(Records to use):
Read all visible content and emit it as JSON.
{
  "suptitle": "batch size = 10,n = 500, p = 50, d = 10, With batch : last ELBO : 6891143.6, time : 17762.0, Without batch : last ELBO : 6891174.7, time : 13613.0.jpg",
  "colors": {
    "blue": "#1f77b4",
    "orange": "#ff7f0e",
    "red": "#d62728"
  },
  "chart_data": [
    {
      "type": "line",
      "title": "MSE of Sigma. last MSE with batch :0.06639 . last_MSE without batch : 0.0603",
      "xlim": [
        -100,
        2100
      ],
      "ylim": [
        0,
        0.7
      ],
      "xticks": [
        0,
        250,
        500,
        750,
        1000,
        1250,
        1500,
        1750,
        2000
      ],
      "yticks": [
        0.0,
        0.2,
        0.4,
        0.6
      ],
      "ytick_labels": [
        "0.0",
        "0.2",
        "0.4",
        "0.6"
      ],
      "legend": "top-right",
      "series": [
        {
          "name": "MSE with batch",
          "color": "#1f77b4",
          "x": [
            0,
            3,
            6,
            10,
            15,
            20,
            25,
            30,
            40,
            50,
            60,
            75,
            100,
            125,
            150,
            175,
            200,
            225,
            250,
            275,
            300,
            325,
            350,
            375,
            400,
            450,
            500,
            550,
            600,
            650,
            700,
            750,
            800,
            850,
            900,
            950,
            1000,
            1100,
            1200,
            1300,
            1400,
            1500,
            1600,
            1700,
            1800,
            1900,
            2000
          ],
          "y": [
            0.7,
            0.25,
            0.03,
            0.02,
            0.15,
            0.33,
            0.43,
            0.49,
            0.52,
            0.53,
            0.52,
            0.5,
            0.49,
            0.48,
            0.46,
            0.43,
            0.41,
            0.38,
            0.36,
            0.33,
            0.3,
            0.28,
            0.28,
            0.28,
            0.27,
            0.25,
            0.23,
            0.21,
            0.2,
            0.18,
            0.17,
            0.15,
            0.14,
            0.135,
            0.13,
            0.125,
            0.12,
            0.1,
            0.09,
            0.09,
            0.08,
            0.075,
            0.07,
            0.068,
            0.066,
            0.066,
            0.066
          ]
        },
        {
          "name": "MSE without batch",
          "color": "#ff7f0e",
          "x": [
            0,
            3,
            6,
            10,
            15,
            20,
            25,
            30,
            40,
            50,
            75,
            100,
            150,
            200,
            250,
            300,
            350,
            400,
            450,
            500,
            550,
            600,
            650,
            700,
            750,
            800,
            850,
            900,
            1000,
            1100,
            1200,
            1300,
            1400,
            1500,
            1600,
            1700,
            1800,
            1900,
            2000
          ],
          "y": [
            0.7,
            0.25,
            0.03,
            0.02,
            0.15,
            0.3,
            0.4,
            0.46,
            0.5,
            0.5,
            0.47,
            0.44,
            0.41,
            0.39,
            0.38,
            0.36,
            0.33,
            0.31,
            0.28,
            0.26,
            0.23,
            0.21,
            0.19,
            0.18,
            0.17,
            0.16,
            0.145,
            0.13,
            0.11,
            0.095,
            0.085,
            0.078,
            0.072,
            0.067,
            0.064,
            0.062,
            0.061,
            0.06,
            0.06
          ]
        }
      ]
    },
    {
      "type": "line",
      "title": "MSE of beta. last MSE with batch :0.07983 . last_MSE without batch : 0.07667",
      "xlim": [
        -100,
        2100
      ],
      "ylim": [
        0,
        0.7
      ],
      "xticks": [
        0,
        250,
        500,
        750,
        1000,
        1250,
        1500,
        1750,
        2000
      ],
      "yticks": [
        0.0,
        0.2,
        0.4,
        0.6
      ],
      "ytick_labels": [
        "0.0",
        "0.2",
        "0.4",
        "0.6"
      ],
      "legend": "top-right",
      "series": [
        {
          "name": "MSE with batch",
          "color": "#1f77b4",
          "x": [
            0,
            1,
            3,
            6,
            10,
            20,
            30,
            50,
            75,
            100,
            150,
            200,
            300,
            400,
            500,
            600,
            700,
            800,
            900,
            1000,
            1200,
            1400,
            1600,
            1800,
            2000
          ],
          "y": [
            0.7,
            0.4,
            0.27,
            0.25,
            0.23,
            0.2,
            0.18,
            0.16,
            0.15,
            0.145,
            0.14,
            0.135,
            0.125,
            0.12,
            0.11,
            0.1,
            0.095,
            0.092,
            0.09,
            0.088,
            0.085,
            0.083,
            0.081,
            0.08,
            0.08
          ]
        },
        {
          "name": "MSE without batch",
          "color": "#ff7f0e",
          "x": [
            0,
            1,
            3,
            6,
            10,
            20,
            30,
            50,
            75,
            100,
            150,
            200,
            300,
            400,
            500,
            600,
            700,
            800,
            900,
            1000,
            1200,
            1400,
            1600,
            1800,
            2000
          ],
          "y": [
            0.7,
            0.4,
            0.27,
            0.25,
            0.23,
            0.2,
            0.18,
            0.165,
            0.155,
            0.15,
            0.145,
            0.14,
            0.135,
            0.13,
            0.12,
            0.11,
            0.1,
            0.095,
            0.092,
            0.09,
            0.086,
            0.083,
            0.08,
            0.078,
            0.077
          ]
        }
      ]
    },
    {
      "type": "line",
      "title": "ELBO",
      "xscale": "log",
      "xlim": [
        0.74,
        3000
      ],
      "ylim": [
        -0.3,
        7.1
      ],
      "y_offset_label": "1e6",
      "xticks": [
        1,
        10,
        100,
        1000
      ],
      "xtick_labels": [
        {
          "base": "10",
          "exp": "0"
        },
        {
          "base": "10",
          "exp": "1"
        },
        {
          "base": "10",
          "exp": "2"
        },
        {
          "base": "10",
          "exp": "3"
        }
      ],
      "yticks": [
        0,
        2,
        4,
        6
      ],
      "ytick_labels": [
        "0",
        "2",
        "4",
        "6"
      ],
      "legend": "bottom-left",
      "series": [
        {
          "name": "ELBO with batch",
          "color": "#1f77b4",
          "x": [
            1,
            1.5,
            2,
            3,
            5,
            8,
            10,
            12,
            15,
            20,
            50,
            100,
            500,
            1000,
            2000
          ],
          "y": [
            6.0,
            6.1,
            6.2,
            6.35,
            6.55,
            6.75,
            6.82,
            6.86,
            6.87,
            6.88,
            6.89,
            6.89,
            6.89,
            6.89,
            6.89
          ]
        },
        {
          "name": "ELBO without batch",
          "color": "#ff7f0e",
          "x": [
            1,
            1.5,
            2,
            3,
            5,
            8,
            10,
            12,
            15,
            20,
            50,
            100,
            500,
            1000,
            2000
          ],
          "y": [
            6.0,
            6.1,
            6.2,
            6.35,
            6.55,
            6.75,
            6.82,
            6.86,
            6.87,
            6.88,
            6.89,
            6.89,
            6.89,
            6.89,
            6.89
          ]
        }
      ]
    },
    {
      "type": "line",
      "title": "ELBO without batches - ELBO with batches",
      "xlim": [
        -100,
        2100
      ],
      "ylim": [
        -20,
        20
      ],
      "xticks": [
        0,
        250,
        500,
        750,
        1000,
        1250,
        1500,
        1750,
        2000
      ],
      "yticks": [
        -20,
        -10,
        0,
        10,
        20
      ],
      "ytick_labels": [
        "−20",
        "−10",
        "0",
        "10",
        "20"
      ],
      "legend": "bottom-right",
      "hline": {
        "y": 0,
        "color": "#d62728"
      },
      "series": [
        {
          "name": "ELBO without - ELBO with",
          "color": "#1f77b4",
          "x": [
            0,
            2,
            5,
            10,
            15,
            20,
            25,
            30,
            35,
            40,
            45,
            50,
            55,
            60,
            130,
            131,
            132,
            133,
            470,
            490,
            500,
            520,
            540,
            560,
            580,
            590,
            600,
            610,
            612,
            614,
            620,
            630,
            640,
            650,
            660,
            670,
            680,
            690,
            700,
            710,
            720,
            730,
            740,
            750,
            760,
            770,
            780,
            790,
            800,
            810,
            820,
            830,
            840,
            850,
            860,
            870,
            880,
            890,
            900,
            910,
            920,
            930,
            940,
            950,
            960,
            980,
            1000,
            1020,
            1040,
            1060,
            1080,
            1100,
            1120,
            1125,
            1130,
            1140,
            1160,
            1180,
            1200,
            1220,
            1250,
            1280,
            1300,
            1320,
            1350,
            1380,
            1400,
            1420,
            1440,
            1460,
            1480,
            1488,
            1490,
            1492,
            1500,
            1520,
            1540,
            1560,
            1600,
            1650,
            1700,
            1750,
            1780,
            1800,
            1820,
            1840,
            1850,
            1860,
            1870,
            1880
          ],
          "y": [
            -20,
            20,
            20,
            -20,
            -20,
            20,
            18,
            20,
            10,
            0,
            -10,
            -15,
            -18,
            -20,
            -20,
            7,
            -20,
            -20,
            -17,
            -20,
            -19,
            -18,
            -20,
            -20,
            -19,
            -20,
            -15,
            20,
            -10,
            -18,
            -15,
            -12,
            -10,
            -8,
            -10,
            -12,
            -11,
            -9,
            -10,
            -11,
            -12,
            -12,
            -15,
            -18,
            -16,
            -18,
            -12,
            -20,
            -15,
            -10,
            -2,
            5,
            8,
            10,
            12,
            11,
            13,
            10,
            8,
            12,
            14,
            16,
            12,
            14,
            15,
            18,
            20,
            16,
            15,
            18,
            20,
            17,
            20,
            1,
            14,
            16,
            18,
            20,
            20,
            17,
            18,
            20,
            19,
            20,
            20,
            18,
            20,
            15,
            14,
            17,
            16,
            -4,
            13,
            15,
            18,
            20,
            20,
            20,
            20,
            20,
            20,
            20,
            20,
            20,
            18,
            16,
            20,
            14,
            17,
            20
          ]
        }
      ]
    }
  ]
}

(Given request): Above are the records; copy every line in them that holds the word "legend".

(Reply to the exercise):
      "legend": "top-right",
      "legend": "top-right",
      "legend": "bottom-left",
      "legend": "bottom-right",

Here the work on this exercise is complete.